Output all of the entries exactly as written.

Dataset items
(begin)

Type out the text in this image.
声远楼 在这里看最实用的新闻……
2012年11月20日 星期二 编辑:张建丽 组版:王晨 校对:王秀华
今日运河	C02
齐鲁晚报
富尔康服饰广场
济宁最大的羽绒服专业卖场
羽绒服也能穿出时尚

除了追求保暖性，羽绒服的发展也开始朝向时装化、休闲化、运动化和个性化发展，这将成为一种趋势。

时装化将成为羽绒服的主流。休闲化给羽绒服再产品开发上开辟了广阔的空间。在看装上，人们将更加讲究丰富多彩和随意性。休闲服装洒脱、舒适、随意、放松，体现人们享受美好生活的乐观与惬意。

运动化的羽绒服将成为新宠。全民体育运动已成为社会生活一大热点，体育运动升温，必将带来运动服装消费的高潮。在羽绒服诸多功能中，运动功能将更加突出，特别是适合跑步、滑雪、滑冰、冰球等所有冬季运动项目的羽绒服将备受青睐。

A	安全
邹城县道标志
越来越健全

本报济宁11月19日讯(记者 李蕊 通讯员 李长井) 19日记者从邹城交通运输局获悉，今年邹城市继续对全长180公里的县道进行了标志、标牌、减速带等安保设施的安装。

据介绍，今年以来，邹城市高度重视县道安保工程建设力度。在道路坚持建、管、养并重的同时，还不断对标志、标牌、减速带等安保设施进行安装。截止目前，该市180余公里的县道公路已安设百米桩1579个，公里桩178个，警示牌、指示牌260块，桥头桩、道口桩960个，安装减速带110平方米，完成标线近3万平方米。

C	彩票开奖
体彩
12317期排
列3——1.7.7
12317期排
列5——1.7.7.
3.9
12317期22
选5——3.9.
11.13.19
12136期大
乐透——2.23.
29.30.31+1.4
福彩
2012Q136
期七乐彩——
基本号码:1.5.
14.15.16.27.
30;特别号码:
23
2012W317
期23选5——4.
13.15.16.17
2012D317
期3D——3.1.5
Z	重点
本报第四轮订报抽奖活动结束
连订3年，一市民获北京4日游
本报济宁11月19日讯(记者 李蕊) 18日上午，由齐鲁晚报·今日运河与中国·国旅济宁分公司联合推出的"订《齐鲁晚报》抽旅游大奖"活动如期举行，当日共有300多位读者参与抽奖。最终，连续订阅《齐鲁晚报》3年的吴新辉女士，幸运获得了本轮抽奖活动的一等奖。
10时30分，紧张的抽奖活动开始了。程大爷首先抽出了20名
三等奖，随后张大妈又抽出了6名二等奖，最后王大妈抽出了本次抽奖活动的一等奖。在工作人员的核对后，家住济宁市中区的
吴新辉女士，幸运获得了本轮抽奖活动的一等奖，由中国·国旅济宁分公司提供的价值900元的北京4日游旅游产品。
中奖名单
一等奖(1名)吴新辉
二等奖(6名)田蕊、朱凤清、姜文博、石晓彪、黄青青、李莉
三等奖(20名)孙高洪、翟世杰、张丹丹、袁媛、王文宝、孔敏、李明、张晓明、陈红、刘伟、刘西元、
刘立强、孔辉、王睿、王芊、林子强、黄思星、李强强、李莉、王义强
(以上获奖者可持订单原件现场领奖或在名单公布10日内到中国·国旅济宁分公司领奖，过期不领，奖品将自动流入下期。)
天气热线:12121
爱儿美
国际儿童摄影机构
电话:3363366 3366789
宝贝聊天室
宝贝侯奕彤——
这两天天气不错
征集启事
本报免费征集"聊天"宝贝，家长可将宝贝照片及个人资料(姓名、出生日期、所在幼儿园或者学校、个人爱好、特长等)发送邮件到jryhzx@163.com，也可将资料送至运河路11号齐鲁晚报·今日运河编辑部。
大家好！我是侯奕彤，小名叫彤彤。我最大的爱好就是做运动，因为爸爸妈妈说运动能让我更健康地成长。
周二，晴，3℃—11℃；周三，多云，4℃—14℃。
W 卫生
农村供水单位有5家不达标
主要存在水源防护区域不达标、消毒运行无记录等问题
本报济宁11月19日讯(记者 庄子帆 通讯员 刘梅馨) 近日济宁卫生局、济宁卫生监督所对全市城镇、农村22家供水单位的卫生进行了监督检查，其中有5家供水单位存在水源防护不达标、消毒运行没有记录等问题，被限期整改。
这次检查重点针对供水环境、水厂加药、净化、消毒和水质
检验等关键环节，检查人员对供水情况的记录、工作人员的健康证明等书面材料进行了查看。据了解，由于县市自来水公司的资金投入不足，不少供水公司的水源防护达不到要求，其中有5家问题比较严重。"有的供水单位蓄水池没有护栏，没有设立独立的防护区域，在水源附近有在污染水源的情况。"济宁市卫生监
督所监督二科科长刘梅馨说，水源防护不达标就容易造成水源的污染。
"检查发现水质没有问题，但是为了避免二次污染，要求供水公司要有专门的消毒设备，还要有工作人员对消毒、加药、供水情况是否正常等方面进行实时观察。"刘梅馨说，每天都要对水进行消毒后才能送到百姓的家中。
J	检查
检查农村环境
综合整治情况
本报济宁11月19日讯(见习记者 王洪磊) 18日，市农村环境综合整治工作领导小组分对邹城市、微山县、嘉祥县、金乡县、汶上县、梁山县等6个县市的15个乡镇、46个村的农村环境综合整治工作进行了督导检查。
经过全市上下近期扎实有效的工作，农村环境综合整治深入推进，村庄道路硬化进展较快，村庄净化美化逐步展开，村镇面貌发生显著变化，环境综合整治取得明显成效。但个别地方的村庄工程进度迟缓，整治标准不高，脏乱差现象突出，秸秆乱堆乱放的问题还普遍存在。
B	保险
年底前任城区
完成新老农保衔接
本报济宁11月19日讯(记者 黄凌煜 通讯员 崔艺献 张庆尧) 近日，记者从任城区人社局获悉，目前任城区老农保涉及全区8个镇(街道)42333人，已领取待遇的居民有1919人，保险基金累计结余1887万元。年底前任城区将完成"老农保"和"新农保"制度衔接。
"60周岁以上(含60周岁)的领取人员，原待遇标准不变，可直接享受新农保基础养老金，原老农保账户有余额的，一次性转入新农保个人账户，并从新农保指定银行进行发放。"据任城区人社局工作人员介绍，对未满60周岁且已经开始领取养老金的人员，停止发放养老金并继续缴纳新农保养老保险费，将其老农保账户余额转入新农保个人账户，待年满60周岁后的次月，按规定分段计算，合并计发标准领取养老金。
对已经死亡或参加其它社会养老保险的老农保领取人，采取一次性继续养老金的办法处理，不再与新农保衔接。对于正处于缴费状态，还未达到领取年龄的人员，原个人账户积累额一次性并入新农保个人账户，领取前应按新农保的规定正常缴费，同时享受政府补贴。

(end)

## [ANSWER]
Type out the text in this image.
声远楼 在这里看最实用的新闻……
2012年11月20日 星期二 编辑:张建丽 组版:王晨 校对:王秀华
今日运河	C02
齐鲁晚报
富尔康服饰广场
济宁最大的羽绒服专业卖场
羽绒服也能穿出时尚

除了追求保暖性，羽绒服的发展也开始朝向时装化、休闲化、运动化和个性化发展，这将成为一种趋势。

时装化将成为羽绒服的主流。休闲化给羽绒服再产品开发上开辟了广阔的空间。在看装上，人们将更加讲究丰富多彩和随意性。休闲服装洒脱、舒适、随意、放松，体现人们享受美好生活的乐观与惬意。

运动化的羽绒服将成为新宠。全民体育运动已成为社会生活一大热点，体育运动升温，必将带来运动服装消费的高潮。在羽绒服诸多功能中，运动功能将更加突出，特别是适合跑步、滑雪、滑冰、冰球等所有冬季运动项目的羽绒服将备受青睐。

A	安全
邹城县道标志
越来越健全

本报济宁11月19日讯(记者 李蕊 通讯员 李长井) 19日记者从邹城交通运输局获悉，今年邹城市继续对全长180公里的县道进行了标志、标牌、减速带等安保设施的安装。

据介绍，今年以来，邹城市高度重视县道安保工程建设力度。在道路坚持建、管、养并重的同时，还不断对标志、标牌、减速带等安保设施进行安装。截止目前，该市180余公里的县道公路已安设百米桩1579个，公里桩178个，警示牌、指示牌260块，桥头桩、道口桩960个，安装减速带110平方米，完成标线近3万平方米。

C	彩票开奖
体彩
12317期排
列3——1.7.7
12317期排
列5——1.7.7.
3.9
12317期22
选5——3.9.
11.13.19
12136期大
乐透——2.23.
29.30.31+1.4
福彩
2012Q136
期七乐彩——
基本号码:1.5.
14.15.16.27.
30;特别号码:
23
2012W317
期23选5——4.
13.15.16.17
2012D317
期3D——3.1.5
Z	重点
本报第四轮订报抽奖活动结束
连订3年，一市民获北京4日游
本报济宁11月19日讯(记者 李蕊) 18日上午，由齐鲁晚报·今日运河与中国·国旅济宁分公司联合推出的"订《齐鲁晚报》抽旅游大奖"活动如期举行，当日共有300多位读者参与抽奖。最终，连续订阅《齐鲁晚报》3年的吴新辉女士，幸运获得了本轮抽奖活动的一等奖。
10时30分，紧张的抽奖活动开始了。程大爷首先抽出了20名
三等奖，随后张大妈又抽出了6名二等奖，最后王大妈抽出了本次抽奖活动的一等奖。在工作人员的核对后，家住济宁市中区的
吴新辉女士，幸运获得了本轮抽奖活动的一等奖，由中国·国旅济宁分公司提供的价值900元的北京4日游旅游产品。
中奖名单
一等奖(1名)吴新辉
二等奖(6名)田蕊、朱凤清、姜文博、石晓彪、黄青青、李莉
三等奖(20名)孙高洪、翟世杰、张丹丹、袁媛、王文宝、孔敏、李明、张晓明、陈红、刘伟、刘西元、
刘立强、孔辉、王睿、王芊、林子强、黄思星、李强强、李莉、王义强
(以上获奖者可持订单原件现场领奖或在名单公布10日内到中国·国旅济宁分公司领奖，过期不领，奖品将自动流入下期。)
天气热线:12121
爱儿美
国际儿童摄影机构
电话:3363366 3366789
宝贝聊天室
宝贝侯奕彤——
这两天天气不错
征集启事
本报免费征集"聊天"宝贝，家长可将宝贝照片及个人资料(姓名、出生日期、所在幼儿园或者学校、个人爱好、特长等)发送邮件到jryhzx@163.com，也可将资料送至运河路11号齐鲁晚报·今日运河编辑部。
大家好！我是侯奕彤，小名叫彤彤。我最大的爱好就是做运动，因为爸爸妈妈说运动能让我更健康地成长。
周二，晴，3℃—11℃；周三，多云，4℃—14℃。
W 卫生
农村供水单位有5家不达标
主要存在水源防护区域不达标、消毒运行无记录等问题
本报济宁11月19日讯(记者 庄子帆 通讯员 刘梅馨) 近日济宁卫生局、济宁卫生监督所对全市城镇、农村22家供水单位的卫生进行了监督检查，其中有5家供水单位存在水源防护不达标、消毒运行没有记录等问题，被限期整改。
这次检查重点针对供水环境、水厂加药、净化、消毒和水质
检验等关键环节，检查人员对供水情况的记录、工作人员的健康证明等书面材料进行了查看。据了解，由于县市自来水公司的资金投入不足，不少供水公司的水源防护达不到要求，其中有5家问题比较严重。"有的供水单位蓄水池没有护栏，没有设立独立的防护区域，在水源附近有在污染水源的情况。"济宁市卫生监
督所监督二科科长刘梅馨说，水源防护不达标就容易造成水源的污染。
"检查发现水质没有问题，但是为了避免二次污染，要求供水公司要有专门的消毒设备，还要有工作人员对消毒、加药、供水情况是否正常等方面进行实时观察。"刘梅馨说，每天都要对水进行消毒后才能送到百姓的家中。
J	检查
检查农村环境
综合整治情况
本报济宁11月19日讯(见习记者 王洪磊) 18日，市农村环境综合整治工作领导小组分对邹城市、微山县、嘉祥县、金乡县、汶上县、梁山县等6个县市的15个乡镇、46个村的农村环境综合整治工作进行了督导检查。
经过全市上下近期扎实有效的工作，农村环境综合整治深入推进，村庄道路硬化进展较快，村庄净化美化逐步展开，村镇面貌发生显著变化，环境综合整治取得明显成效。但个别地方的村庄工程进度迟缓，整治标准不高，脏乱差现象突出，秸秆乱堆乱放的问题还普遍存在。
B	保险
年底前任城区
完成新老农保衔接
本报济宁11月19日讯(记者 黄凌煜 通讯员 崔艺献 张庆尧) 近日，记者从任城区人社局获悉，目前任城区老农保涉及全区8个镇(街道)42333人，已领取待遇的居民有1919人，保险基金累计结余1887万元。年底前任城区将完成"老农保"和"新农保"制度衔接。
"60周岁以上(含60周岁)的领取人员，原待遇标准不变，可直接享受新农保基础养老金，原老农保账户有余额的，一次性转入新农保个人账户，并从新农保指定银行进行发放。"据任城区人社局工作人员介绍，对未满60周岁且已经开始领取养老金的人员，停止发放养老金并继续缴纳新农保养老保险费，将其老农保账户余额转入新农保个人账户，待年满60周岁后的次月，按规定分段计算，合并计发标准领取养老金。
对已经死亡或参加其它社会养老保险的老农保领取人，采取一次性继续养老金的办法处理，不再与新农保衔接。对于正处于缴费状态，还未达到领取年龄的人员，原个人账户积累额一次性并入新农保个人账户，领取前应按新农保的规定正常缴费，同时享受政府补贴。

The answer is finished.